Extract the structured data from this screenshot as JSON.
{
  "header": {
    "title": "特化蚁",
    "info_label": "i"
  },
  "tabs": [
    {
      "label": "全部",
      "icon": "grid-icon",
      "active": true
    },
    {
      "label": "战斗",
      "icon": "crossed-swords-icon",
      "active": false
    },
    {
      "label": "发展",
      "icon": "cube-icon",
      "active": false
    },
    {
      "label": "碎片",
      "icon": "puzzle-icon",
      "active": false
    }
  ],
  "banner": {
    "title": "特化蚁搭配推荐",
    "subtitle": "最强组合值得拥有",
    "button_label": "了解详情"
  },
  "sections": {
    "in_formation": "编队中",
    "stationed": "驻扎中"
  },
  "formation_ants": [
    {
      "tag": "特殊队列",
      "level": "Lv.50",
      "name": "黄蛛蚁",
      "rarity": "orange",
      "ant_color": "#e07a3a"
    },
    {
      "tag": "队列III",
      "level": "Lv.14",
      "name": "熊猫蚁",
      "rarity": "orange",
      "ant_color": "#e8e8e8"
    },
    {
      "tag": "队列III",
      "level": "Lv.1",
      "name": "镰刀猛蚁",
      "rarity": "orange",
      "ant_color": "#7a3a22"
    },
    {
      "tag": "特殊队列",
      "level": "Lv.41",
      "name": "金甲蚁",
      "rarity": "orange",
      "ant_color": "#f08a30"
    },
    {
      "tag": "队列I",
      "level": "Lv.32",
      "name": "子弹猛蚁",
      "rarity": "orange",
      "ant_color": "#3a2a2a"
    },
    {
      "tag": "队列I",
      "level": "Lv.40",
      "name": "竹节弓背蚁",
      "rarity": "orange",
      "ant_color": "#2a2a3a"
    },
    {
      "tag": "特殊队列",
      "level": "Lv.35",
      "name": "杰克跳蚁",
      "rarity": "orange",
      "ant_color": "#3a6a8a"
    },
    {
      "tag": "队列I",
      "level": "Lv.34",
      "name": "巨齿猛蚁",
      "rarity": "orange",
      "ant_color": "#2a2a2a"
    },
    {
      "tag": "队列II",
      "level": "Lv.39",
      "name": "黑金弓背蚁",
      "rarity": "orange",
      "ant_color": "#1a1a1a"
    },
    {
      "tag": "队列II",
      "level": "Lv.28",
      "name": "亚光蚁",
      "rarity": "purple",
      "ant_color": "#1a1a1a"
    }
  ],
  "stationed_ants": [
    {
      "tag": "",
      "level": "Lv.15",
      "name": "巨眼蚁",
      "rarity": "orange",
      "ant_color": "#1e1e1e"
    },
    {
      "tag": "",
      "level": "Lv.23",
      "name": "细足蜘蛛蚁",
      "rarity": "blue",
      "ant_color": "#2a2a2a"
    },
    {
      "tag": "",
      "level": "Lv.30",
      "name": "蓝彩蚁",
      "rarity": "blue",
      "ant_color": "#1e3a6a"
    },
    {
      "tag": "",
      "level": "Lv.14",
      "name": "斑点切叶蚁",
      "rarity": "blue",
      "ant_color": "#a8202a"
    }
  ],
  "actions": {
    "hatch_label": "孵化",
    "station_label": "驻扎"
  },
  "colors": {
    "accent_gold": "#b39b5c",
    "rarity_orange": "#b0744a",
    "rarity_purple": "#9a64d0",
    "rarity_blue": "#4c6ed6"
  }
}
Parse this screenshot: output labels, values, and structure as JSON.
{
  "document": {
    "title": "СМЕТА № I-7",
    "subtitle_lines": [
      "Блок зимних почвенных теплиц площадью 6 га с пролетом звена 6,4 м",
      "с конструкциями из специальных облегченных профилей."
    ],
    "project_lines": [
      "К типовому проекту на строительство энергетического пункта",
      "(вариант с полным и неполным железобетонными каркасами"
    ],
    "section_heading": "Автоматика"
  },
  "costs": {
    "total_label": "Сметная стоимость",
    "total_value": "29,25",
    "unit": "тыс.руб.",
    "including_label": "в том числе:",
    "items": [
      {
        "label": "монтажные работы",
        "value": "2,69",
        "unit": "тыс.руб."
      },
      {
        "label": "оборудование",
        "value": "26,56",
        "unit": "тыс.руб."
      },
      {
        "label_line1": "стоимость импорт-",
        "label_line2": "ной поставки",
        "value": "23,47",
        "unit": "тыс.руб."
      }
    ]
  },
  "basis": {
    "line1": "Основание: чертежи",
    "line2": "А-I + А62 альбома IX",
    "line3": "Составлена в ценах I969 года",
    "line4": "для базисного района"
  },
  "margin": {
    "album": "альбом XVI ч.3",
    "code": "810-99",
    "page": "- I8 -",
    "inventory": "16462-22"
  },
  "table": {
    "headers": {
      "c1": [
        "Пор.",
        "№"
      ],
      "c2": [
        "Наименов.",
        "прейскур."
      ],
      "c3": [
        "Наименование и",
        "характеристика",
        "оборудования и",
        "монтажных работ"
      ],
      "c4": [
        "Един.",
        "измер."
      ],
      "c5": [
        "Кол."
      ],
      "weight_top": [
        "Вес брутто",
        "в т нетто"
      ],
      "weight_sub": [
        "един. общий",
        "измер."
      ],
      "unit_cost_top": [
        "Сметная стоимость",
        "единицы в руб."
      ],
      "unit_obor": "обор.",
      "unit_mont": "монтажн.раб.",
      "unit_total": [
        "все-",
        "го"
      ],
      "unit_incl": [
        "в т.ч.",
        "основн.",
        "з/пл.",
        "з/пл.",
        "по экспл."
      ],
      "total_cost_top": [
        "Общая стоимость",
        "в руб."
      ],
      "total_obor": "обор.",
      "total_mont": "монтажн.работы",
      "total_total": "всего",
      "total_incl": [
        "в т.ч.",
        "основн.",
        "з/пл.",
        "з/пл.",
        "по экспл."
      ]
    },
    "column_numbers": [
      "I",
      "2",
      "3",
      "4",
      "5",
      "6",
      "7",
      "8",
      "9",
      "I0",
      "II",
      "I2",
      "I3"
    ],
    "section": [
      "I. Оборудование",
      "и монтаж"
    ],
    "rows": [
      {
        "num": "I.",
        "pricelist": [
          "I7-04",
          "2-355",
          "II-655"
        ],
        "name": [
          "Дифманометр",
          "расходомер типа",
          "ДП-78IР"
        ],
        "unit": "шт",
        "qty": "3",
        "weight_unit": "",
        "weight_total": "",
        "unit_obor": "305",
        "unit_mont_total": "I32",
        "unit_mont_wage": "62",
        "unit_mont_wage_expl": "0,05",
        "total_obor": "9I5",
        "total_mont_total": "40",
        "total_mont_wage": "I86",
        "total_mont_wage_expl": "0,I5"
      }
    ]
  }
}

GIVEN REQUEST - Copy every record exactly as presented.

ANSWER TO THE TASK -
Extract the structured data from this screenshot as JSON.
{
  "header": {
    "title": "特化蚁",
    "info_label": "i"
  },
  "tabs": [
    {
      "label": "全部",
      "icon": "grid-icon",
      "active": true
    },
    {
      "label": "战斗",
      "icon": "crossed-swords-icon",
      "active": false
    },
    {
      "label": "发展",
      "icon": "cube-icon",
      "active": false
    },
    {
      "label": "碎片",
      "icon": "puzzle-icon",
      "active": false
    }
  ],
  "banner": {
    "title": "特化蚁搭配推荐",
    "subtitle": "最强组合值得拥有",
    "button_label": "了解详情"
  },
  "sections": {
    "in_formation": "编队中",
    "stationed": "驻扎中"
  },
  "formation_ants": [
    {
      "tag": "特殊队列",
      "level": "Lv.50",
      "name": "黄蛛蚁",
      "rarity": "orange",
      "ant_color": "#e07a3a"
    },
    {
      "tag": "队列III",
      "level": "Lv.14",
      "name": "熊猫蚁",
      "rarity": "orange",
      "ant_color": "#e8e8e8"
    },
    {
      "tag": "队列III",
      "level": "Lv.1",
      "name": "镰刀猛蚁",
      "rarity": "orange",
      "ant_color": "#7a3a22"
    },
    {
      "tag": "特殊队列",
      "level": "Lv.41",
      "name": "金甲蚁",
      "rarity": "orange",
      "ant_color": "#f08a30"
    },
    {
      "tag": "队列I",
      "level": "Lv.32",
      "name": "子弹猛蚁",
      "rarity": "orange",
      "ant_color": "#3a2a2a"
    },
    {
      "tag": "队列I",
      "level": "Lv.40",
      "name": "竹节弓背蚁",
      "rarity": "orange",
      "ant_color": "#2a2a3a"
    },
    {
      "tag": "特殊队列",
      "level": "Lv.35",
      "name": "杰克跳蚁",
      "rarity": "orange",
      "ant_color": "#3a6a8a"
    },
    {
      "tag": "队列I",
      "level": "Lv.34",
      "name": "巨齿猛蚁",
      "rarity": "orange",
      "ant_color": "#2a2a2a"
    },
    {
      "tag": "队列II",
      "level": "Lv.39",
      "name": "黑金弓背蚁",
      "rarity": "orange",
      "ant_color": "#1a1a1a"
    },
    {
      "tag": "队列II",
      "level": "Lv.28",
      "name": "亚光蚁",
      "rarity": "purple",
      "ant_color": "#1a1a1a"
    }
  ],
  "stationed_ants": [
    {
      "tag": "",
      "level": "Lv.15",
      "name": "巨眼蚁",
      "rarity": "orange",
      "ant_color": "#1e1e1e"
    },
    {
      "tag": "",
      "level": "Lv.23",
      "name": "细足蜘蛛蚁",
      "rarity": "blue",
      "ant_color": "#2a2a2a"
    },
    {
      "tag": "",
      "level": "Lv.30",
      "name": "蓝彩蚁",
      "rarity": "blue",
      "ant_color": "#1e3a6a"
    },
    {
      "tag": "",
      "level": "Lv.14",
      "name": "斑点切叶蚁",
      "rarity": "blue",
      "ant_color": "#a8202a"
    }
  ],
  "actions": {
    "hatch_label": "孵化",
    "station_label": "驻扎"
  },
  "colors": {
    "accent_gold": "#b39b5c",
    "rarity_orange": "#b0744a",
    "rarity_purple": "#9a64d0",
    "rarity_blue": "#4c6ed6"
  }
}
Parse this screenshot: output labels, values, and structure as JSON.
{
  "document": {
    "title": "СМЕТА № I-7",
    "subtitle_lines": [
      "Блок зимних почвенных теплиц площадью 6 га с пролетом звена 6,4 м",
      "с конструкциями из специальных облегченных профилей."
    ],
    "project_lines": [
      "К типовому проекту на строительство энергетического пункта",
      "(вариант с полным и неполным железобетонными каркасами"
    ],
    "section_heading": "Автоматика"
  },
  "costs": {
    "total_label": "Сметная стоимость",
    "total_value": "29,25",
    "unit": "тыс.руб.",
    "including_label": "в том числе:",
    "items": [
      {
        "label": "монтажные работы",
        "value": "2,69",
        "unit": "тыс.руб."
      },
      {
        "label": "оборудование",
        "value": "26,56",
        "unit": "тыс.руб."
      },
      {
        "label_line1": "стоимость импорт-",
        "label_line2": "ной поставки",
        "value": "23,47",
        "unit": "тыс.руб."
      }
    ]
  },
  "basis": {
    "line1": "Основание: чертежи",
    "line2": "А-I + А62 альбома IX",
    "line3": "Составлена в ценах I969 года",
    "line4": "для базисного района"
  },
  "margin": {
    "album": "альбом XVI ч.3",
    "code": "810-99",
    "page": "- I8 -",
    "inventory": "16462-22"
  },
  "table": {
    "headers": {
      "c1": [
        "Пор.",
        "№"
      ],
      "c2": [
        "Наименов.",
        "прейскур."
      ],
      "c3": [
        "Наименование и",
        "характеристика",
        "оборудования и",
        "монтажных работ"
      ],
      "c4": [
        "Един.",
        "измер."
      ],
      "c5": [
        "Кол."
      ],
      "weight_top": [
        "Вес брутто",
        "в т нетто"
      ],
      "weight_sub": [
        "един. общий",
        "измер."
      ],
      "unit_cost_top": [
        "Сметная стоимость",
        "единицы в руб."
      ],
      "unit_obor": "обор.",
      "unit_mont": "монтажн.раб.",
      "unit_total": [
        "все-",
        "го"
      ],
      "unit_incl": [
        "в т.ч.",
        "основн.",
        "з/пл.",
        "з/пл.",
        "по экспл."
      ],
      "total_cost_top": [
        "Общая стоимость",
        "в руб."
      ],
      "total_obor": "обор.",
      "total_mont": "монтажн.работы",
      "total_total": "всего",
      "total_incl": [
        "в т.ч.",
        "основн.",
        "з/пл.",
        "з/пл.",
        "по экспл."
      ]
    },
    "column_numbers": [
      "I",
      "2",
      "3",
      "4",
      "5",
      "6",
      "7",
      "8",
      "9",
      "I0",
      "II",
      "I2",
      "I3"
    ],
    "section": [
      "I. Оборудование",
      "и монтаж"
    ],
    "rows": [
      {
        "num": "I.",
        "pricelist": [
          "I7-04",
          "2-355",
          "II-655"
        ],
        "name": [
          "Дифманометр",
          "расходомер типа",
          "ДП-78IР"
        ],
        "unit": "шт",
        "qty": "3",
        "weight_unit": "",
        "weight_total": "",
        "unit_obor": "305",
        "unit_mont_total": "I32",
        "unit_mont_wage": "62",
        "unit_mont_wage_expl": "0,05",
        "total_obor": "9I5",
        "total_mont_total": "40",
        "total_mont_wage": "I86",
        "total_mont_wage_expl": "0,I5"
      }
    ]
  }
}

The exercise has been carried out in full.